Supplied data =

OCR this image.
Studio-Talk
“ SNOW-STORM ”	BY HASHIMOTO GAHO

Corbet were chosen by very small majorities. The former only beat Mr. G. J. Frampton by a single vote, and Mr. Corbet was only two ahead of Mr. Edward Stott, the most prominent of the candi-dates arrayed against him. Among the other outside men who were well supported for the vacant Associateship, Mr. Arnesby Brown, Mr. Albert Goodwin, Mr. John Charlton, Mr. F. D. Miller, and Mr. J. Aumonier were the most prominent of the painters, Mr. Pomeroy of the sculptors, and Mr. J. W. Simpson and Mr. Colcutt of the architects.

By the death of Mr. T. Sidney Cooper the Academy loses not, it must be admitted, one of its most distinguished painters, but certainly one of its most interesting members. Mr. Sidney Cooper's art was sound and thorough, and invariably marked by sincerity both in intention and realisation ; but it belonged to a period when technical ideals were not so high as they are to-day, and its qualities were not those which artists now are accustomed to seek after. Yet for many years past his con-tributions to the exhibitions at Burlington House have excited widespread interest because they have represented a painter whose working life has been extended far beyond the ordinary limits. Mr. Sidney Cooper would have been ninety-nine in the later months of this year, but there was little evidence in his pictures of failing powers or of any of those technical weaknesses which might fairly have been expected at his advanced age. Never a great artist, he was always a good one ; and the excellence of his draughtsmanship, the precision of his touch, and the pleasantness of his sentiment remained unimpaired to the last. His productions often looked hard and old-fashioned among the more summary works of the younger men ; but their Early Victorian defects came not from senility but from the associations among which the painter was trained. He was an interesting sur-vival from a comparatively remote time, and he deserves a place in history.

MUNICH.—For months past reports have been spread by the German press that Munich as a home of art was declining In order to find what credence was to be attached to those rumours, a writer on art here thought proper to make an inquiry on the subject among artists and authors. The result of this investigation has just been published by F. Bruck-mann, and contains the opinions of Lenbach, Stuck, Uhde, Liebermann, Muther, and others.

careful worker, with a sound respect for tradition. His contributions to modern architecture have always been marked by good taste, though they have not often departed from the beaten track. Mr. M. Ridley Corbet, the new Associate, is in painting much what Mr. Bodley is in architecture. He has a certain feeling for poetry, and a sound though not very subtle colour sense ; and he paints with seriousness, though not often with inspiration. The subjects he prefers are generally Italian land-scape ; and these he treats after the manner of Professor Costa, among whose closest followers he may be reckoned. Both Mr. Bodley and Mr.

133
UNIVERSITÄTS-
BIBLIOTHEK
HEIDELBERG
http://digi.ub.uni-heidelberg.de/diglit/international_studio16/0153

Directions for this task = Take the entries above and copy them out exactly.

Solved exercise =
OCR this image.
Studio-Talk
“ SNOW-STORM ”	BY HASHIMOTO GAHO

Corbet were chosen by very small majorities. The former only beat Mr. G. J. Frampton by a single vote, and Mr. Corbet was only two ahead of Mr. Edward Stott, the most prominent of the candi-dates arrayed against him. Among the other outside men who were well supported for the vacant Associateship, Mr. Arnesby Brown, Mr. Albert Goodwin, Mr. John Charlton, Mr. F. D. Miller, and Mr. J. Aumonier were the most prominent of the painters, Mr. Pomeroy of the sculptors, and Mr. J. W. Simpson and Mr. Colcutt of the architects.

By the death of Mr. T. Sidney Cooper the Academy loses not, it must be admitted, one of its most distinguished painters, but certainly one of its most interesting members. Mr. Sidney Cooper's art was sound and thorough, and invariably marked by sincerity both in intention and realisation ; but it belonged to a period when technical ideals were not so high as they are to-day, and its qualities were not those which artists now are accustomed to seek after. Yet for many years past his con-tributions to the exhibitions at Burlington House have excited widespread interest because they have represented a painter whose working life has been extended far beyond the ordinary limits. Mr. Sidney Cooper would have been ninety-nine in the later months of this year, but there was little evidence in his pictures of failing powers or of any of those technical weaknesses which might fairly have been expected at his advanced age. Never a great artist, he was always a good one ; and the excellence of his draughtsmanship, the precision of his touch, and the pleasantness of his sentiment remained unimpaired to the last. His productions often looked hard and old-fashioned among the more summary works of the younger men ; but their Early Victorian defects came not from senility but from the associations among which the painter was trained. He was an interesting sur-vival from a comparatively remote time, and he deserves a place in history.

MUNICH.—For months past reports have been spread by the German press that Munich as a home of art was declining In order to find what credence was to be attached to those rumours, a writer on art here thought proper to make an inquiry on the subject among artists and authors. The result of this investigation has just been published by F. Bruck-mann, and contains the opinions of Lenbach, Stuck, Uhde, Liebermann, Muther, and others.

careful worker, with a sound respect for tradition. His contributions to modern architecture have always been marked by good taste, though they have not often departed from the beaten track. Mr. M. Ridley Corbet, the new Associate, is in painting much what Mr. Bodley is in architecture. He has a certain feeling for poetry, and a sound though not very subtle colour sense ; and he paints with seriousness, though not often with inspiration. The subjects he prefers are generally Italian land-scape ; and these he treats after the manner of Professor Costa, among whose closest followers he may be reckoned. Both Mr. Bodley and Mr.

133
UNIVERSITÄTS-
BIBLIOTHEK
HEIDELBERG
http://digi.ub.uni-heidelberg.de/diglit/international_studio16/0153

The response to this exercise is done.